Copy all of the material word for word, except for the pictures.
■ ■ ■ ■
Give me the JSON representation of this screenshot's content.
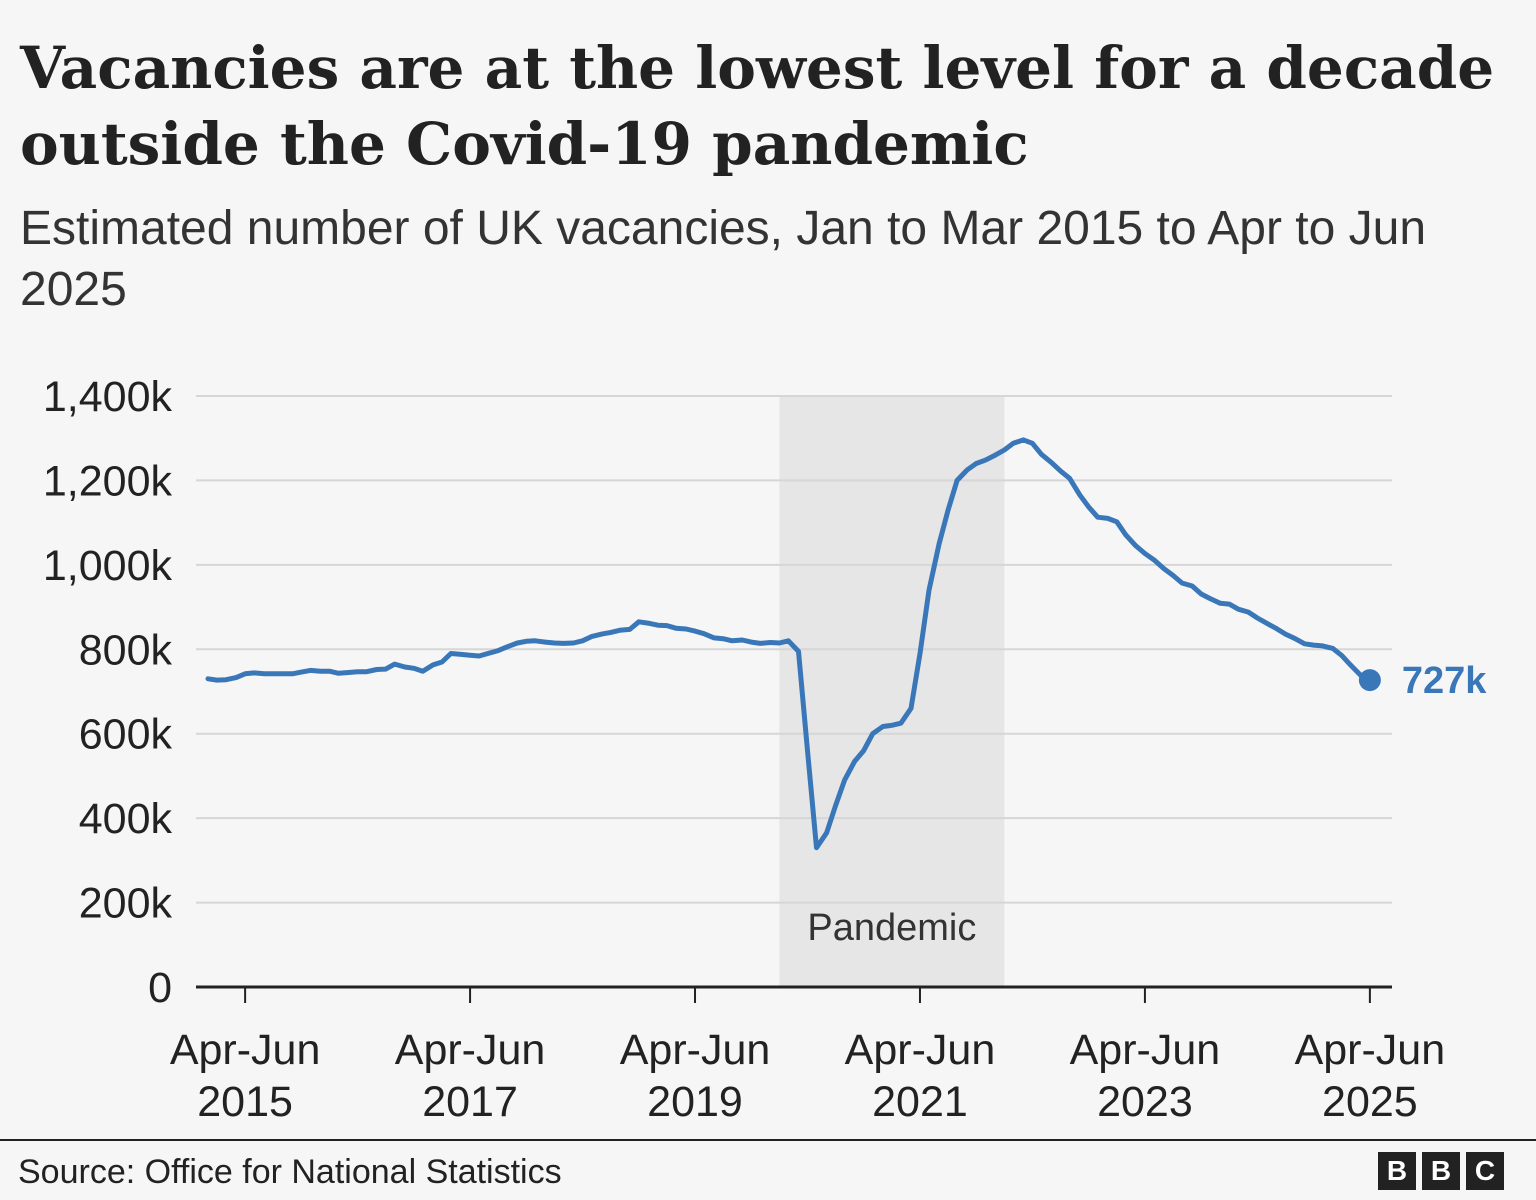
{
  "title": "Vacancies are at the lowest level for a decade outside the Covid-19 pandemic",
  "subtitle": "Estimated number of UK vacancies, Jan to Mar 2015 to Apr to Jun 2025",
  "source": "Source: Office for National Statistics",
  "logo": [
    "B",
    "B",
    "C"
  ],
  "colors": {
    "line": "#3a77b8",
    "band": "#e6e6e6",
    "grid": "#d6d6d6",
    "axis": "#222222",
    "text": "#222222",
    "background": "#f6f6f6"
  },
  "chart_data": {
    "type": "line",
    "y_tick_labels": [
      "0",
      "200k",
      "400k",
      "600k",
      "800k",
      "1,000k",
      "1,200k",
      "1,400k"
    ],
    "y_ticks": [
      0,
      200,
      400,
      600,
      800,
      1000,
      1200,
      1400
    ],
    "ylim": [
      0,
      1400
    ],
    "y_unit": "thousands",
    "grid": true,
    "x_ticks": [
      {
        "label_line1": "Apr-Jun",
        "label_line2": "2015",
        "x": 2015.42
      },
      {
        "label_line1": "Apr-Jun",
        "label_line2": "2017",
        "x": 2017.42
      },
      {
        "label_line1": "Apr-Jun",
        "label_line2": "2019",
        "x": 2019.42
      },
      {
        "label_line1": "Apr-Jun",
        "label_line2": "2021",
        "x": 2021.42
      },
      {
        "label_line1": "Apr-Jun",
        "label_line2": "2023",
        "x": 2023.42
      },
      {
        "label_line1": "Apr-Jun",
        "label_line2": "2025",
        "x": 2025.42
      }
    ],
    "xlim": [
      2015.09,
      2025.51
    ],
    "shaded_period": {
      "label": "Pandemic",
      "start": 2020.17,
      "end": 2022.17
    },
    "end_label": "727k",
    "series": [
      {
        "points": [
          [
            2015.09,
            730
          ],
          [
            2015.17,
            727
          ],
          [
            2015.25,
            728
          ],
          [
            2015.34,
            733
          ],
          [
            2015.42,
            742
          ],
          [
            2015.5,
            744
          ],
          [
            2015.59,
            742
          ],
          [
            2015.67,
            742
          ],
          [
            2015.75,
            742
          ],
          [
            2015.84,
            742
          ],
          [
            2015.92,
            746
          ],
          [
            2016.0,
            750
          ],
          [
            2016.09,
            748
          ],
          [
            2016.17,
            748
          ],
          [
            2016.25,
            743
          ],
          [
            2016.34,
            745
          ],
          [
            2016.42,
            747
          ],
          [
            2016.5,
            747
          ],
          [
            2016.59,
            752
          ],
          [
            2016.67,
            753
          ],
          [
            2016.75,
            765
          ],
          [
            2016.84,
            758
          ],
          [
            2016.92,
            755
          ],
          [
            2017.0,
            748
          ],
          [
            2017.09,
            763
          ],
          [
            2017.17,
            770
          ],
          [
            2017.25,
            790
          ],
          [
            2017.34,
            788
          ],
          [
            2017.42,
            786
          ],
          [
            2017.5,
            784
          ],
          [
            2017.59,
            791
          ],
          [
            2017.67,
            797
          ],
          [
            2017.75,
            806
          ],
          [
            2017.84,
            815
          ],
          [
            2017.92,
            819
          ],
          [
            2018.0,
            820
          ],
          [
            2018.09,
            817
          ],
          [
            2018.17,
            815
          ],
          [
            2018.25,
            814
          ],
          [
            2018.34,
            815
          ],
          [
            2018.42,
            820
          ],
          [
            2018.5,
            830
          ],
          [
            2018.59,
            836
          ],
          [
            2018.67,
            840
          ],
          [
            2018.75,
            845
          ],
          [
            2018.84,
            847
          ],
          [
            2018.92,
            865
          ],
          [
            2019.0,
            862
          ],
          [
            2019.09,
            857
          ],
          [
            2019.17,
            856
          ],
          [
            2019.25,
            850
          ],
          [
            2019.34,
            848
          ],
          [
            2019.42,
            843
          ],
          [
            2019.5,
            837
          ],
          [
            2019.59,
            827
          ],
          [
            2019.67,
            825
          ],
          [
            2019.75,
            820
          ],
          [
            2019.84,
            822
          ],
          [
            2019.92,
            817
          ],
          [
            2020.0,
            814
          ],
          [
            2020.09,
            816
          ],
          [
            2020.17,
            815
          ],
          [
            2020.25,
            820
          ],
          [
            2020.34,
            795
          ],
          [
            2020.42,
            560
          ],
          [
            2020.5,
            330
          ],
          [
            2020.59,
            365
          ],
          [
            2020.67,
            430
          ],
          [
            2020.75,
            490
          ],
          [
            2020.84,
            535
          ],
          [
            2020.92,
            560
          ],
          [
            2021.0,
            600
          ],
          [
            2021.09,
            617
          ],
          [
            2021.17,
            620
          ],
          [
            2021.25,
            625
          ],
          [
            2021.34,
            660
          ],
          [
            2021.42,
            790
          ],
          [
            2021.5,
            940
          ],
          [
            2021.59,
            1050
          ],
          [
            2021.67,
            1130
          ],
          [
            2021.75,
            1200
          ],
          [
            2021.84,
            1225
          ],
          [
            2021.92,
            1240
          ],
          [
            2022.0,
            1248
          ],
          [
            2022.09,
            1260
          ],
          [
            2022.17,
            1272
          ],
          [
            2022.25,
            1288
          ],
          [
            2022.34,
            1296
          ],
          [
            2022.42,
            1288
          ],
          [
            2022.5,
            1262
          ],
          [
            2022.59,
            1242
          ],
          [
            2022.67,
            1222
          ],
          [
            2022.75,
            1205
          ],
          [
            2022.84,
            1166
          ],
          [
            2022.92,
            1137
          ],
          [
            2023.0,
            1113
          ],
          [
            2023.09,
            1110
          ],
          [
            2023.17,
            1102
          ],
          [
            2023.25,
            1071
          ],
          [
            2023.34,
            1045
          ],
          [
            2023.42,
            1027
          ],
          [
            2023.5,
            1012
          ],
          [
            2023.59,
            991
          ],
          [
            2023.67,
            975
          ],
          [
            2023.75,
            957
          ],
          [
            2023.84,
            950
          ],
          [
            2023.92,
            931
          ],
          [
            2024.0,
            920
          ],
          [
            2024.09,
            909
          ],
          [
            2024.17,
            907
          ],
          [
            2024.25,
            895
          ],
          [
            2024.34,
            888
          ],
          [
            2024.42,
            874
          ],
          [
            2024.5,
            862
          ],
          [
            2024.59,
            849
          ],
          [
            2024.67,
            836
          ],
          [
            2024.75,
            826
          ],
          [
            2024.84,
            813
          ],
          [
            2024.92,
            810
          ],
          [
            2025.0,
            808
          ],
          [
            2025.09,
            802
          ],
          [
            2025.17,
            785
          ],
          [
            2025.25,
            762
          ],
          [
            2025.34,
            738
          ],
          [
            2025.42,
            727
          ]
        ]
      }
    ]
  }
}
■ ■ ■ ■
_RESULT OF THE EXERCISE_
Give me the JSON representation of this screenshot's content.
{
  "title": "Vacancies are at the lowest level for a decade outside the Covid-19 pandemic",
  "subtitle": "Estimated number of UK vacancies, Jan to Mar 2015 to Apr to Jun 2025",
  "source": "Source: Office for National Statistics",
  "logo": [
    "B",
    "B",
    "C"
  ],
  "colors": {
    "line": "#3a77b8",
    "band": "#e6e6e6",
    "grid": "#d6d6d6",
    "axis": "#222222",
    "text": "#222222",
    "background": "#f6f6f6"
  },
  "chart_data": {
    "type": "line",
    "y_tick_labels": [
      "0",
      "200k",
      "400k",
      "600k",
      "800k",
      "1,000k",
      "1,200k",
      "1,400k"
    ],
    "y_ticks": [
      0,
      200,
      400,
      600,
      800,
      1000,
      1200,
      1400
    ],
    "ylim": [
      0,
      1400
    ],
    "y_unit": "thousands",
    "grid": true,
    "x_ticks": [
      {
        "label_line1": "Apr-Jun",
        "label_line2": "2015",
        "x": 2015.42
      },
      {
        "label_line1": "Apr-Jun",
        "label_line2": "2017",
        "x": 2017.42
      },
      {
        "label_line1": "Apr-Jun",
        "label_line2": "2019",
        "x": 2019.42
      },
      {
        "label_line1": "Apr-Jun",
        "label_line2": "2021",
        "x": 2021.42
      },
      {
        "label_line1": "Apr-Jun",
        "label_line2": "2023",
        "x": 2023.42
      },
      {
        "label_line1": "Apr-Jun",
        "label_line2": "2025",
        "x": 2025.42
      }
    ],
    "xlim": [
      2015.09,
      2025.51
    ],
    "shaded_period": {
      "label": "Pandemic",
      "start": 2020.17,
      "end": 2022.17
    },
    "end_label": "727k",
    "series": [
      {
        "points": [
          [
            2015.09,
            730
          ],
          [
            2015.17,
            727
          ],
          [
            2015.25,
            728
          ],
          [
            2015.34,
            733
          ],
          [
            2015.42,
            742
          ],
          [
            2015.5,
            744
          ],
          [
            2015.59,
            742
          ],
          [
            2015.67,
            742
          ],
          [
            2015.75,
            742
          ],
          [
            2015.84,
            742
          ],
          [
            2015.92,
            746
          ],
          [
            2016.0,
            750
          ],
          [
            2016.09,
            748
          ],
          [
            2016.17,
            748
          ],
          [
            2016.25,
            743
          ],
          [
            2016.34,
            745
          ],
          [
            2016.42,
            747
          ],
          [
            2016.5,
            747
          ],
          [
            2016.59,
            752
          ],
          [
            2016.67,
            753
          ],
          [
            2016.75,
            765
          ],
          [
            2016.84,
            758
          ],
          [
            2016.92,
            755
          ],
          [
            2017.0,
            748
          ],
          [
            2017.09,
            763
          ],
          [
            2017.17,
            770
          ],
          [
            2017.25,
            790
          ],
          [
            2017.34,
            788
          ],
          [
            2017.42,
            786
          ],
          [
            2017.5,
            784
          ],
          [
            2017.59,
            791
          ],
          [
            2017.67,
            797
          ],
          [
            2017.75,
            806
          ],
          [
            2017.84,
            815
          ],
          [
            2017.92,
            819
          ],
          [
            2018.0,
            820
          ],
          [
            2018.09,
            817
          ],
          [
            2018.17,
            815
          ],
          [
            2018.25,
            814
          ],
          [
            2018.34,
            815
          ],
          [
            2018.42,
            820
          ],
          [
            2018.5,
            830
          ],
          [
            2018.59,
            836
          ],
          [
            2018.67,
            840
          ],
          [
            2018.75,
            845
          ],
          [
            2018.84,
            847
          ],
          [
            2018.92,
            865
          ],
          [
            2019.0,
            862
          ],
          [
            2019.09,
            857
          ],
          [
            2019.17,
            856
          ],
          [
            2019.25,
            850
          ],
          [
            2019.34,
            848
          ],
          [
            2019.42,
            843
          ],
          [
            2019.5,
            837
          ],
          [
            2019.59,
            827
          ],
          [
            2019.67,
            825
          ],
          [
            2019.75,
            820
          ],
          [
            2019.84,
            822
          ],
          [
            2019.92,
            817
          ],
          [
            2020.0,
            814
          ],
          [
            2020.09,
            816
          ],
          [
            2020.17,
            815
          ],
          [
            2020.25,
            820
          ],
          [
            2020.34,
            795
          ],
          [
            2020.42,
            560
          ],
          [
            2020.5,
            330
          ],
          [
            2020.59,
            365
          ],
          [
            2020.67,
            430
          ],
          [
            2020.75,
            490
          ],
          [
            2020.84,
            535
          ],
          [
            2020.92,
            560
          ],
          [
            2021.0,
            600
          ],
          [
            2021.09,
            617
          ],
          [
            2021.17,
            620
          ],
          [
            2021.25,
            625
          ],
          [
            2021.34,
            660
          ],
          [
            2021.42,
            790
          ],
          [
            2021.5,
            940
          ],
          [
            2021.59,
            1050
          ],
          [
            2021.67,
            1130
          ],
          [
            2021.75,
            1200
          ],
          [
            2021.84,
            1225
          ],
          [
            2021.92,
            1240
          ],
          [
            2022.0,
            1248
          ],
          [
            2022.09,
            1260
          ],
          [
            2022.17,
            1272
          ],
          [
            2022.25,
            1288
          ],
          [
            2022.34,
            1296
          ],
          [
            2022.42,
            1288
          ],
          [
            2022.5,
            1262
          ],
          [
            2022.59,
            1242
          ],
          [
            2022.67,
            1222
          ],
          [
            2022.75,
            1205
          ],
          [
            2022.84,
            1166
          ],
          [
            2022.92,
            1137
          ],
          [
            2023.0,
            1113
          ],
          [
            2023.09,
            1110
          ],
          [
            2023.17,
            1102
          ],
          [
            2023.25,
            1071
          ],
          [
            2023.34,
            1045
          ],
          [
            2023.42,
            1027
          ],
          [
            2023.5,
            1012
          ],
          [
            2023.59,
            991
          ],
          [
            2023.67,
            975
          ],
          [
            2023.75,
            957
          ],
          [
            2023.84,
            950
          ],
          [
            2023.92,
            931
          ],
          [
            2024.0,
            920
          ],
          [
            2024.09,
            909
          ],
          [
            2024.17,
            907
          ],
          [
            2024.25,
            895
          ],
          [
            2024.34,
            888
          ],
          [
            2024.42,
            874
          ],
          [
            2024.5,
            862
          ],
          [
            2024.59,
            849
          ],
          [
            2024.67,
            836
          ],
          [
            2024.75,
            826
          ],
          [
            2024.84,
            813
          ],
          [
            2024.92,
            810
          ],
          [
            2025.0,
            808
          ],
          [
            2025.09,
            802
          ],
          [
            2025.17,
            785
          ],
          [
            2025.25,
            762
          ],
          [
            2025.34,
            738
          ],
          [
            2025.42,
            727
          ]
        ]
      }
    ]
  }
}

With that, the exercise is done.